> [PROMPT]
Show all lines holding the string "Wesleyan".

> [RECORDS FOR THIS EXERCISE]
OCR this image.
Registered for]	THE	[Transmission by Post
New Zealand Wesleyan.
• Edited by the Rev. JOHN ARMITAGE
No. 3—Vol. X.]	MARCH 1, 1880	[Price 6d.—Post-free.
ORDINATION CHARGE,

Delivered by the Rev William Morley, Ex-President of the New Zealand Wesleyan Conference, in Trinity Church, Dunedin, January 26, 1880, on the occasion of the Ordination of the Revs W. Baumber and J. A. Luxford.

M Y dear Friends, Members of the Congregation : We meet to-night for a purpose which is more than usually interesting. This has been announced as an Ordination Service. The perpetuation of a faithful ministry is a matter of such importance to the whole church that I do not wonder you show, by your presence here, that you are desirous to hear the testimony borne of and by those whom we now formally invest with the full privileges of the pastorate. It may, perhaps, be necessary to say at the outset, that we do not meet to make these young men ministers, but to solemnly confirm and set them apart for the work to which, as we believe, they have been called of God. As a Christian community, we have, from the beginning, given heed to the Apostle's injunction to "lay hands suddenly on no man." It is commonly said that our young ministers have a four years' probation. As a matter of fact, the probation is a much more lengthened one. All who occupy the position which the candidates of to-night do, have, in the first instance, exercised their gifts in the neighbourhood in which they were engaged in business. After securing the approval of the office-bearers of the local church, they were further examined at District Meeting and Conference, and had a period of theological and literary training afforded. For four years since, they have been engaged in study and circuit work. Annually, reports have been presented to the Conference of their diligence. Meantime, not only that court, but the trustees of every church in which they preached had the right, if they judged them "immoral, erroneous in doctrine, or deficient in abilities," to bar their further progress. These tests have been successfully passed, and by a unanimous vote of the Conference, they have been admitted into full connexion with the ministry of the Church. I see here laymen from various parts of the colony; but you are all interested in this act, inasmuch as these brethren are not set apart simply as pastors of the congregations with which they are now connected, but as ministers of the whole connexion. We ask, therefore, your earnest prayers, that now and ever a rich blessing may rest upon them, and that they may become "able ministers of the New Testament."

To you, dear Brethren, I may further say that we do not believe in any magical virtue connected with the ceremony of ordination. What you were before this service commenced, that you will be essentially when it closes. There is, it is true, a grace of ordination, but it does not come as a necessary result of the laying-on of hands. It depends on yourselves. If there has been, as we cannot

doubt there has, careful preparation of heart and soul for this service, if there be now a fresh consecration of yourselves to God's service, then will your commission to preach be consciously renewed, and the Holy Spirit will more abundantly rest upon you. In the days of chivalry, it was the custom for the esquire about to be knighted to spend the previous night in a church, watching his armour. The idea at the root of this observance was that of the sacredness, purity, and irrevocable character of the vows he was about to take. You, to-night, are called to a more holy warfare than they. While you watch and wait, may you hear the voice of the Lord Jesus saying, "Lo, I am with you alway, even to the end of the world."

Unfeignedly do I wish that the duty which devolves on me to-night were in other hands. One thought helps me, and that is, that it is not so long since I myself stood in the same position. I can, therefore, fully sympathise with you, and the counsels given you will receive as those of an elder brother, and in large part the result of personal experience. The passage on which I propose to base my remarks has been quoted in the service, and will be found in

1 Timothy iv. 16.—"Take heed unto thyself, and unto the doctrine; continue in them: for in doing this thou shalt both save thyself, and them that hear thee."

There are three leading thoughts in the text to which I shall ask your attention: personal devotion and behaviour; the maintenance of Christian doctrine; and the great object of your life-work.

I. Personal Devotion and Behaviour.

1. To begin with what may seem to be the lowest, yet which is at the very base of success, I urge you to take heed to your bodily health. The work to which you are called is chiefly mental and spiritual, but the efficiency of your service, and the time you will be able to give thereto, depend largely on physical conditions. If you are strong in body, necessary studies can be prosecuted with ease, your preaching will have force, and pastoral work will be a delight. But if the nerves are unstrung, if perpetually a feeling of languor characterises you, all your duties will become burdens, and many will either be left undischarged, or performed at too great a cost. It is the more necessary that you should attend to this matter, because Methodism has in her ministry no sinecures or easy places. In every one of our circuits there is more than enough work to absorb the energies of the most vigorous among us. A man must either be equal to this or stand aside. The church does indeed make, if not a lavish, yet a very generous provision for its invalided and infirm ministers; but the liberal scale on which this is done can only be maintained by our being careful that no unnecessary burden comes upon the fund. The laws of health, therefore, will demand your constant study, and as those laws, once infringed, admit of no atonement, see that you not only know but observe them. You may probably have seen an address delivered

> [WORKED SOLUTION]
New Zealand Wesleyan.
Delivered by the Rev William Morley, Ex-President of the New Zealand Wesleyan Conference, in Trinity Church, Dunedin, January 26, 1880, on the occasion of the Ordination of the Revs W. Baumber and J. A. Luxford.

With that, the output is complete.